[What needs to be done] Reproduce the records below in full and exactly, without their images.

= = = = = = =

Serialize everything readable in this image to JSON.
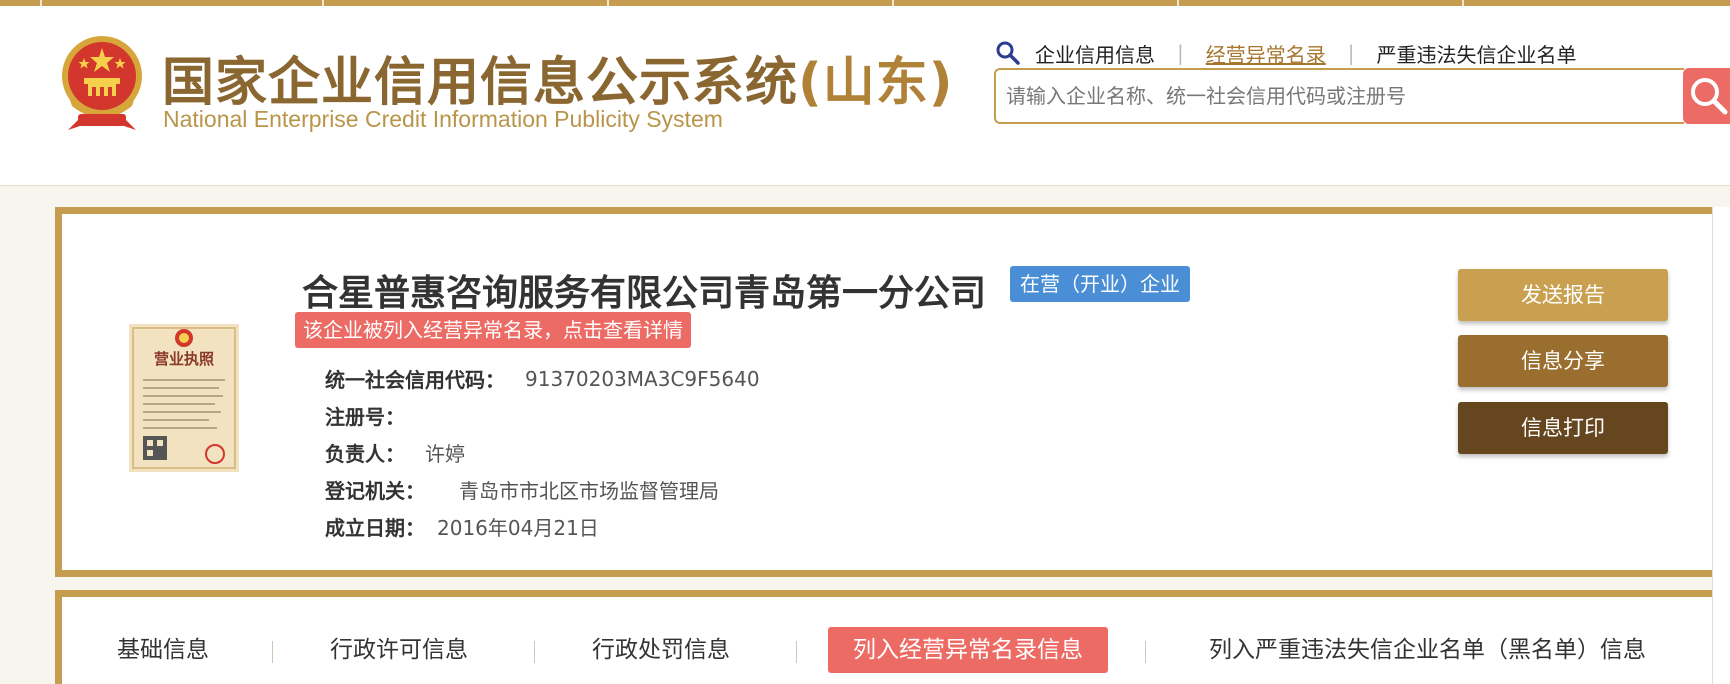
{
  "header": {
    "title_main": "国家企业信用信息公示系统",
    "title_province": "(山东)",
    "subtitle": "National Enterprise Credit Information Publicity System",
    "topnav": [
      {
        "label": "企业信用信息"
      },
      {
        "label": "经营异常名录"
      },
      {
        "label": "严重违法失信企业名单"
      }
    ],
    "search_placeholder": "请输入企业名称、统一社会信用代码或注册号"
  },
  "company": {
    "name": "合星普惠咨询服务有限公司青岛第一分公司",
    "status": "在营（开业）企业",
    "abnormal_notice": "该企业被列入经营异常名录，点击查看详情",
    "fields": [
      {
        "label": "统一社会信用代码：",
        "value": "91370203MA3C9F5640"
      },
      {
        "label": "注册号：",
        "value": ""
      },
      {
        "label": "负责人：",
        "value": "许婷"
      },
      {
        "label": "登记机关：",
        "value": "青岛市市北区市场监督管理局"
      },
      {
        "label": "成立日期：",
        "value": "2016年04月21日"
      }
    ],
    "license_header": "营业执照"
  },
  "actions": {
    "send_report": "发送报告",
    "share": "信息分享",
    "print": "信息打印"
  },
  "tabs": [
    {
      "label": "基础信息"
    },
    {
      "label": "行政许可信息"
    },
    {
      "label": "行政处罚信息"
    },
    {
      "label": "列入经营异常名录信息"
    },
    {
      "label": "列入严重违法失信企业名单（黑名单）信息"
    }
  ],
  "colors": {
    "brand_gold": "#c69c4e",
    "title_brown": "#8a6630",
    "alert_red": "#ec6b64",
    "status_blue": "#4a8fd6",
    "btn_send": "#c9a050",
    "btn_share": "#9a6e2e",
    "btn_print": "#66461f"
  },
  "icons": {
    "search": "search-icon",
    "emblem": "national-emblem-icon",
    "license": "business-license-image"
  }
}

= = = = = = =

[Task result]
Serialize everything readable in this image to JSON.
{
  "header": {
    "title_main": "国家企业信用信息公示系统",
    "title_province": "(山东)",
    "subtitle": "National Enterprise Credit Information Publicity System",
    "topnav": [
      {
        "label": "企业信用信息"
      },
      {
        "label": "经营异常名录"
      },
      {
        "label": "严重违法失信企业名单"
      }
    ],
    "search_placeholder": "请输入企业名称、统一社会信用代码或注册号"
  },
  "company": {
    "name": "合星普惠咨询服务有限公司青岛第一分公司",
    "status": "在营（开业）企业",
    "abnormal_notice": "该企业被列入经营异常名录，点击查看详情",
    "fields": [
      {
        "label": "统一社会信用代码：",
        "value": "91370203MA3C9F5640"
      },
      {
        "label": "注册号：",
        "value": ""
      },
      {
        "label": "负责人：",
        "value": "许婷"
      },
      {
        "label": "登记机关：",
        "value": "青岛市市北区市场监督管理局"
      },
      {
        "label": "成立日期：",
        "value": "2016年04月21日"
      }
    ],
    "license_header": "营业执照"
  },
  "actions": {
    "send_report": "发送报告",
    "share": "信息分享",
    "print": "信息打印"
  },
  "tabs": [
    {
      "label": "基础信息"
    },
    {
      "label": "行政许可信息"
    },
    {
      "label": "行政处罚信息"
    },
    {
      "label": "列入经营异常名录信息"
    },
    {
      "label": "列入严重违法失信企业名单（黑名单）信息"
    }
  ],
  "colors": {
    "brand_gold": "#c69c4e",
    "title_brown": "#8a6630",
    "alert_red": "#ec6b64",
    "status_blue": "#4a8fd6",
    "btn_send": "#c9a050",
    "btn_share": "#9a6e2e",
    "btn_print": "#66461f"
  },
  "icons": {
    "search": "search-icon",
    "emblem": "national-emblem-icon",
    "license": "business-license-image"
  }
}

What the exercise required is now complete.